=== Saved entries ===
+ + + + + + +
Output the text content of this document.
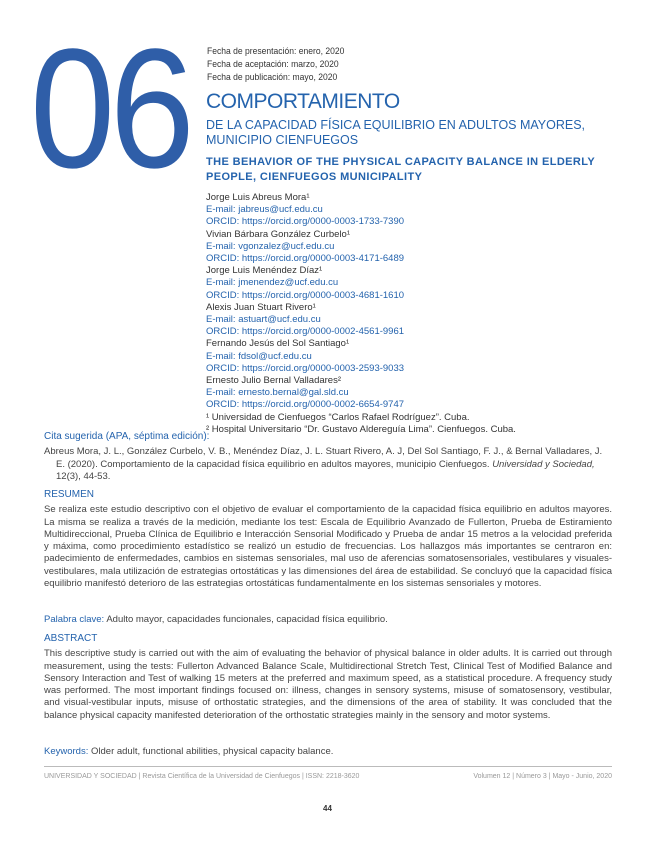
06 Fecha de presentación: enero, 2020
Fecha de aceptación: marzo, 2020
Fecha de publicación: mayo, 2020
COMPORTAMIENTO
DE LA CAPACIDAD FÍSICA EQUILIBRIO EN ADULTOS MAYORES, MUNICIPIO CIENFUEGOS
THE BEHAVIOR OF THE PHYSICAL CAPACITY BALANCE IN ELDERLY PEOPLE, CIENFUEGOS MUNICIPALITY
Jorge Luis Abreus Mora¹
E-mail: jabreus@ucf.edu.cu
ORCID: https://orcid.org/0000-0003-1733-7390
Vivian Bárbara González Curbelo¹
E-mail: vgonzalez@ucf.edu.cu
ORCID: https://orcid.org/0000-0003-4171-6489
Jorge Luis Menéndez Díaz¹
E-mail: jmenendez@ucf.edu.cu
ORCID: https://orcid.org/0000-0003-4681-1610
Alexis Juan Stuart Rivero¹
E-mail: astuart@ucf.edu.cu
ORCID: https://orcid.org/0000-0002-4561-9961
Fernando Jesús del Sol Santiago¹
E-mail: fdsol@ucf.edu.cu
ORCID: https://orcid.org/0000-0003-2593-9033
Ernesto Julio Bernal Valladares²
E-mail: ernesto.bernal@gal.sld.cu
ORCID: https://orcid.org/0000-0002-6654-9747
¹ Universidad de Cienfuegos “Carlos Rafael Rodríguez”. Cuba.
² Hospital Universitario “Dr. Gustavo Aldereguía Lima”. Cienfuegos. Cuba.
Cita sugerida (APA, séptima edición):
Abreus Mora, J. L., González Curbelo, V. B., Menéndez Díaz, J. L. Stuart Rivero, A. J, Del Sol Santiago, F. J., & Bernal Valladares, J. E. (2020). Comportamiento de la capacidad física equilibrio en adultos mayores, municipio Cienfuegos. Universidad y Sociedad, 12(3), 44-53.
RESUMEN
Se realiza este estudio descriptivo con el objetivo de evaluar el comportamiento de la capacidad física equilibrio en adultos mayores. La misma se realiza a través de la medición, mediante los test: Escala de Equilibrio Avanzado de Fullerton, Prueba de Estiramiento Multidireccional, Prueba Clínica de Equilibrio e Interacción Sensorial Modificado y Prueba de andar 15 metros a la velocidad preferida y máxima, como procedimiento estadístico se realizó un estudio de frecuencias. Los hallazgos más importantes se centraron en: padecimiento de enfermedades, cambios en sistemas sensoriales, mal uso de aferencias somatosensoriales, vestibulares y visuales-vestibulares, mala utilización de estrategias ortostáticas y las dimensiones del área de estabilidad. Se concluyó que la capacidad física equilibrio manifestó deterioro de las estrategias ortostáticas fundamentalmente en los sistemas sensoriales y motores.
Palabra clave: Adulto mayor, capacidades funcionales, capacidad física equilibrio.
ABSTRACT
This descriptive study is carried out with the aim of evaluating the behavior of physical balance in older adults. It is carried out through measurement, using the tests: Fullerton Advanced Balance Scale, Multidirectional Stretch Test, Clinical Test of Modified Balance and Sensory Interaction and Test of walking 15 meters at the preferred and maximum speed, as a statistical procedure. A frequency study was performed. The most important findings focused on: illness, changes in sensory systems, misuse of somatosensory, vestibular, and visual-vestibular inputs, misuse of orthostatic strategies, and the dimensions of the area of stability. It was concluded that the balance physical capacity manifested deterioration of the orthostatic strategies mainly in the sensory and motor systems.
Keywords: Older adult, functional abilities, physical capacity balance.
UNIVERSIDAD Y SOCIEDAD | Revista Científica de la Universidad de Cienfuegos | ISSN: 2218-3620	Volumen 12 | Número 3 | Mayo - Junio, 2020
44
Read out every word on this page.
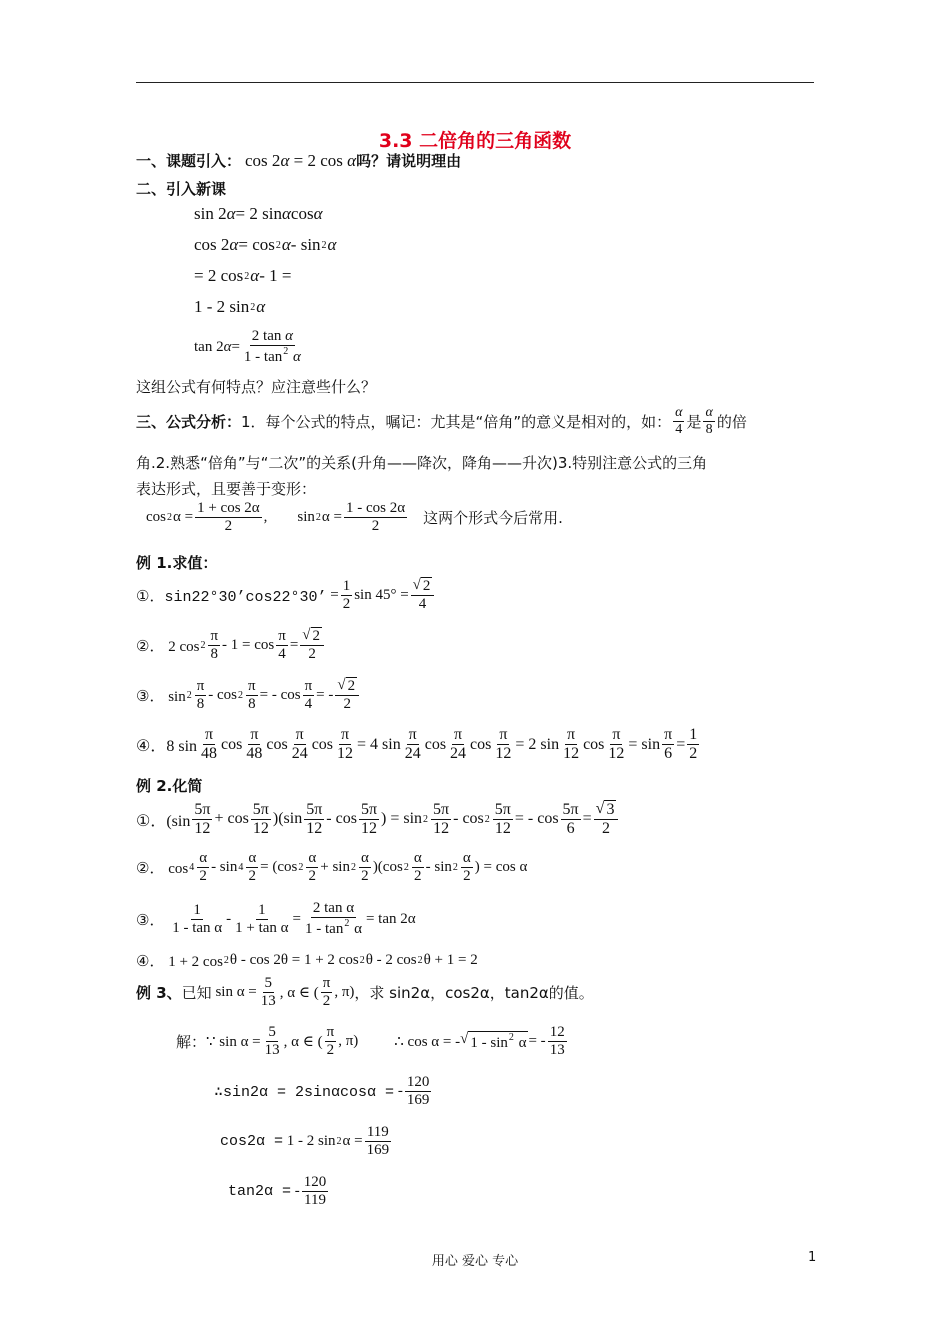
3.3 二倍角的三角函数
一、课题引入： cos 2α = 2 cos α 吗？请说明理由
二、引入新课
sin 2 α = 2 sin α cos α
cos 2 α = cos 2 α - sin 2 α
= 2 cos 2 α - 1 =
1 - 2 sin 2 α
tan 2 $\alpha = \frac{\text{2 tan α}}{1 - \tan^2 \alpha}$
这组公式有何特点？应注意些什么？
三、公式分析： 1．每个公式的特点，嘱记：尤其是“倍角”的意义是相对的，如： $\frac{\alpha}{4}$ 是 $\frac{\alpha}{8}$ 的倍
角.2.熟悉“倍角”与“二次”的关系(升角——降次，降角——升次)3.特别注意公式的三角
表达形式，且要善于变形：
cos 2 $\alpha = \frac{1 + \cos 2\alpha}{2}$ ,
sin 2 $\alpha = \frac{1 - \cos 2\alpha}{2}$ 这两个形式今后常用.
例 1.求值：
①．sin22°30’cos22°30’ = $\frac{1}{2}$ $\sin 45^\circ = \frac{√ 2}{4}$
②． 2 $\cos 2 \frac{\pi}{8} - 1 = \cos \frac{\pi}{4} = \frac{√ 2}{2}$
③． $\sin 2 \frac{\pi}{8}$ - $\cos 2 \frac{\pi}{8}$ = - $\cos \frac{\pi}{4}$ = - $\frac{√ 2}{2}$
④．8 $\sin \frac{\pi}{48}$ $\cos \frac{\pi}{48}$ $\cos \frac{\pi}{24}$ $\cos \frac{\pi}{12} = 4$ $\sin \frac{\pi}{24}$ $\cos \frac{\pi}{24}$ $\cos \frac{\pi}{12} = 2$ $\sin \frac{\pi}{12}$ $\cos \frac{\pi}{12} = \sin \frac{\pi}{6} = \frac{1}{2}$
例 2.化简
①．$(\sin \frac{5\pi}{12} + \cos \frac{5\pi}{12} )(\sin \frac{5\pi}{12} - \cos \frac{5\pi}{12}$ ) = $\sin 2 \frac{5\pi}{12}$ - $\cos 2 \frac{5\pi}{12}$ = - $\cos \frac{5\pi}{6} = \frac{√ 3}{2}$
②． $\cos 4 \frac{\alpha}{2} - \sin 4 \frac{\alpha}{2} = (\cos$ $2 \frac{\alpha}{2} + \sin 2 \frac{\alpha}{2} )(\cos$ $2 \frac{\alpha}{2}$ - $\sin 2 \frac{\alpha}{2}$ ) = cos α
③． $\frac{1}{\text{1 - tan α}} - \frac{1}{\text{1 + tan α}} = \frac{\text{2 tan α}}{1 - \tan^2 \alpha} = \tan 2\alpha$
④． 1 + 2 cos 2 θ - cos 2θ = 1 + 2 cos 2 θ - 2 cos 2 θ + 1 = 2
例 3、 已知 $\sin \alpha = \frac{5}{13}$ , α ∈ ( $\frac{\pi}{2}$ , π) ，求 sin2α，cos2α，tan2α的值。
解： ∵ $\sin \alpha = \frac{5}{13}$ , α ∈ ( $\frac{\pi}{2}$ , π)
∴ cos α = - √ $1 - \sin^2 \alpha$ = - $\frac{12}{13}$
∴sin2α = 2sinαcosα = - $\frac{120}{169}$
cos2α = 1 - 2 sin 2 $\alpha = \frac{119}{169}$
tan2α = - $\frac{120}{119}$
用心 爱心 专心	1
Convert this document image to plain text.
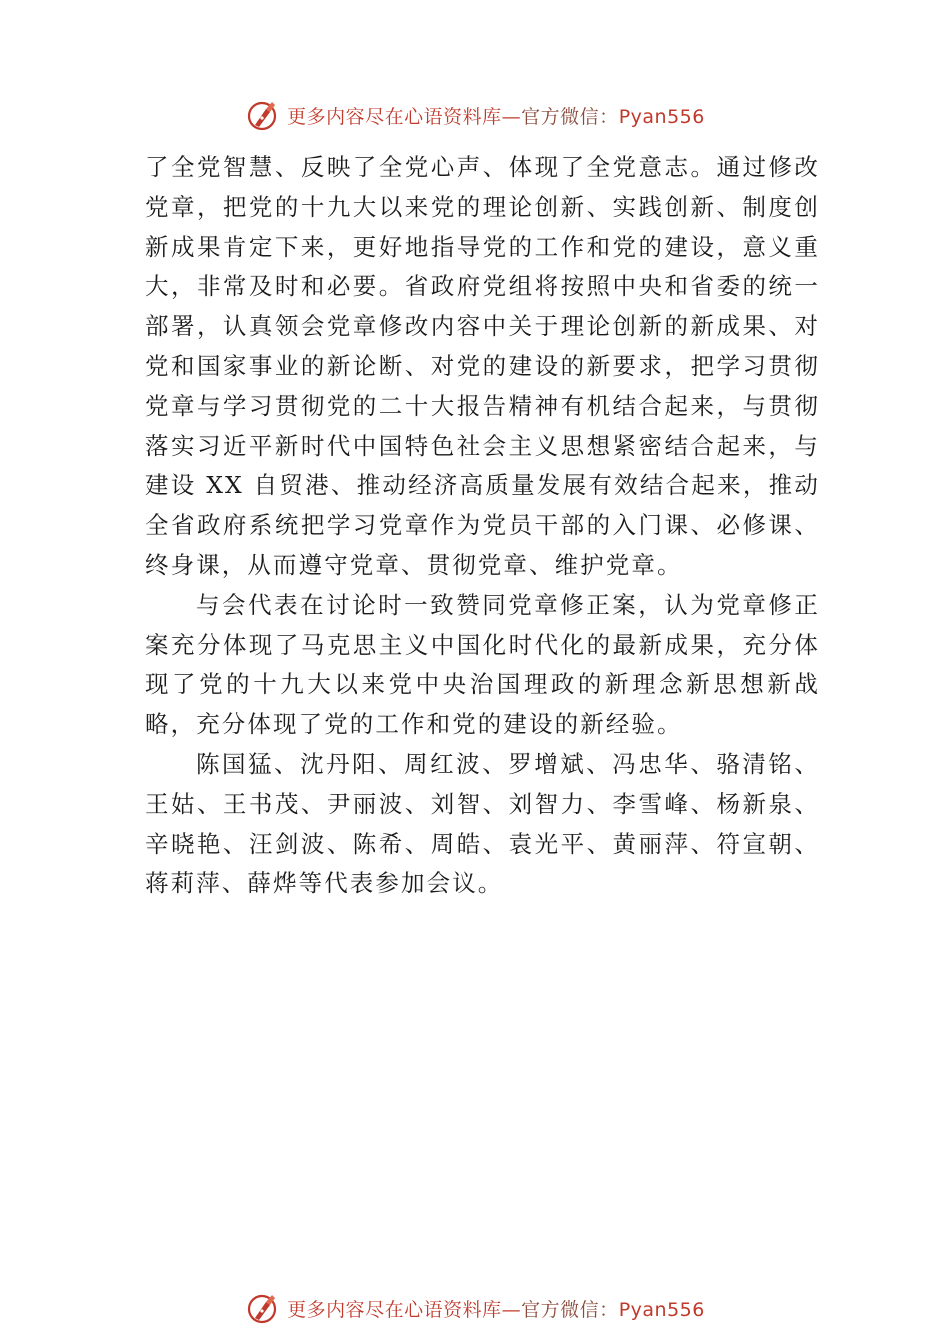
更多内容尽在心语资料库—官方微信：Pyan556

了全党智慧、反映了全党心声、体现了全党意志。通过修改党章，把党的十九大以来党的理论创新、实践创新、制度创新成果肯定下来，更好地指导党的工作和党的建设，意义重大，非常及时和必要。省政府党组将按照中央和省委的统一部署，认真领会党章修改内容中关于理论创新的新成果、对党和国家事业的新论断、对党的建设的新要求，把学习贯彻党章与学习贯彻党的二十大报告精神有机结合起来，与贯彻落实习近平新时代中国特色社会主义思想紧密结合起来，与建设 XX 自贸港、推动经济高质量发展有效结合起来，推动全省政府系统把学习党章作为党员干部的入门课、必修课、终身课，从而遵守党章、贯彻党章、维护党章。

与会代表在讨论时一致赞同党章修正案，认为党章修正案充分体现了马克思主义中国化时代化的最新成果，充分体现了党的十九大以来党中央治国理政的新理念新思想新战略，充分体现了党的工作和党的建设的新经验。

陈国猛、沈丹阳、周红波、罗增斌、冯忠华、骆清铭、王姑、王书茂、尹丽波、刘智、刘智力、李雪峰、杨新泉、辛晓艳、汪剑波、陈希、周皓、袁光平、黄丽萍、符宣朝、蒋莉萍、薛烨等代表参加会议。

更多内容尽在心语资料库—官方微信：Pyan556
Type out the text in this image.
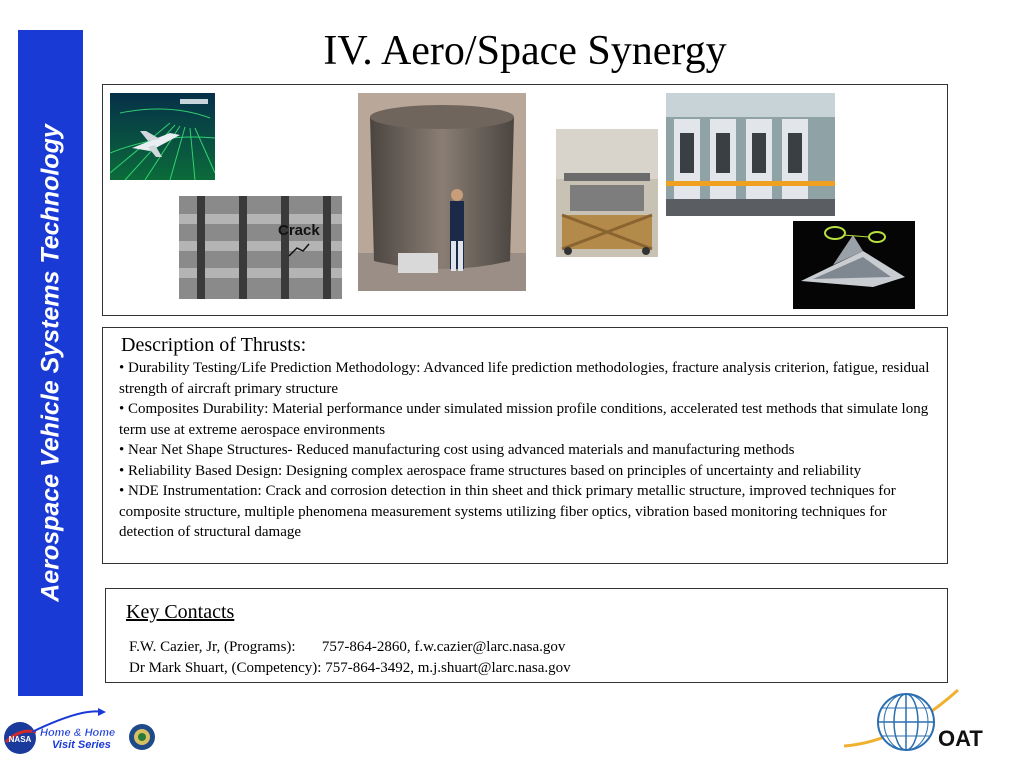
Aerospace Vehicle Systems Technology
IV. Aero/Space Synergy
Crack
Description of Thrusts:
• Durability Testing/Life Prediction Methodology: Advanced life prediction methodologies, fracture analysis criterion, fatigue, residual strength of aircraft primary structure
• Composites Durability: Material performance under simulated mission profile conditions, accelerated test methods that simulate long term use at extreme aerospace environments
• Near Net Shape Structures- Reduced manufacturing cost using advanced materials and manufacturing methods
• Reliability Based Design: Designing complex aerospace frame structures based on principles of uncertainty and reliability
• NDE Instrumentation: Crack and corrosion detection in thin sheet and thick primary metallic structure, improved techniques for composite structure, multiple phenomena measurement systems utilizing fiber optics, vibration based monitoring techniques for detection of structural damage
Key Contacts
F.W. Cazier, Jr, (Programs):       757-864-2860, f.w.cazier@larc.nasa.gov
Dr Mark Shuart, (Competency): 757-864-3492, m.j.shuart@larc.nasa.gov
NASA
Home & Home
Visit Series	OAT
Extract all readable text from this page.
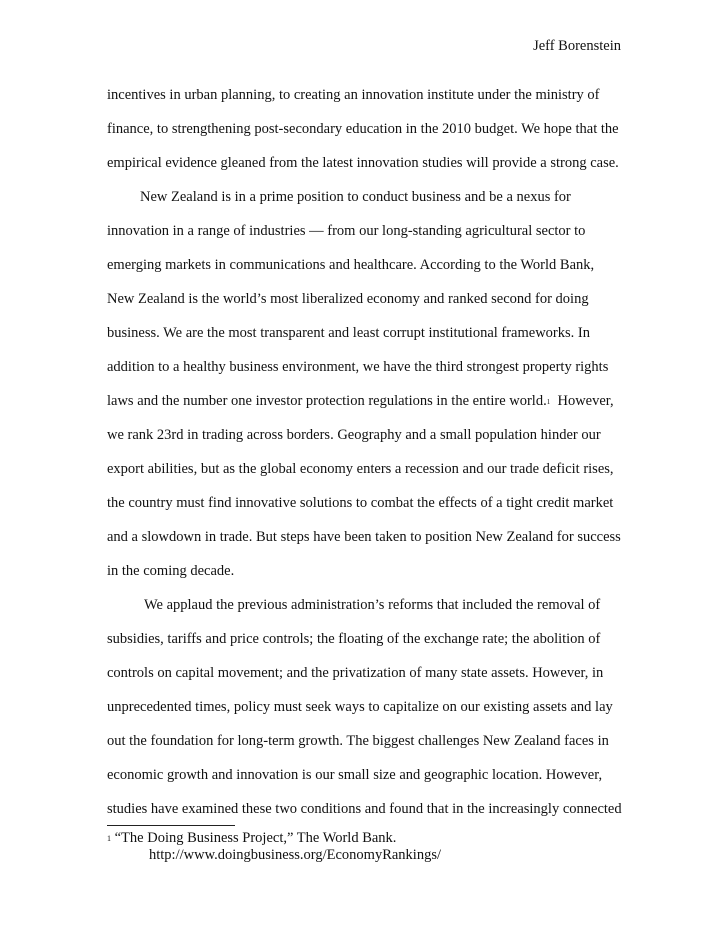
Jeff Borenstein
incentives in urban planning, to creating an innovation institute under the ministry of
finance, to strengthening post-secondary education in the 2010 budget. We hope that the
empirical evidence gleaned from the latest innovation studies will provide a strong case.
New Zealand is in a prime position to conduct business and be a nexus for
innovation in a range of industries — from our long-standing agricultural sector to
emerging markets in communications and healthcare. According to the World Bank,
New Zealand is the world’s most liberalized economy and ranked second for doing
business. We are the most transparent and least corrupt institutional frameworks. In
addition to a healthy business environment, we have the third strongest property rights
laws and the number one investor protection regulations in the entire world.$^1$  However,
we rank 23rd in trading across borders. Geography and a small population hinder our
export abilities, but as the global economy enters a recession and our trade deficit rises,
the country must find innovative solutions to combat the effects of a tight credit market
and a slowdown in trade. But steps have been taken to position New Zealand for success
in the coming decade.
We applaud the previous administration’s reforms that included the removal of
subsidies, tariffs and price controls; the floating of the exchange rate; the abolition of
controls on capital movement; and the privatization of many state assets. However, in
unprecedented times, policy must seek ways to capitalize on our existing assets and lay
out the foundation for long-term growth. The biggest challenges New Zealand faces in
economic growth and innovation is our small size and geographic location. However,
studies have examined these two conditions and found that in the increasingly connected
$^1$ “The Doing Business Project,” The World Bank.
http://www.doingbusiness.org/EconomyRankings/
+ + + + + + +
Every line that holds the string "https" should be returned.

=== Output below ===
ORCID: https://orcid.org/0000-0003-1733-7390
ORCID: https://orcid.org/0000-0003-4171-6489
ORCID: https://orcid.org/0000-0003-4681-1610
ORCID: https://orcid.org/0000-0002-4561-9961
ORCID: https://orcid.org/0000-0003-2593-9033
ORCID: https://orcid.org/0000-0002-6654-9747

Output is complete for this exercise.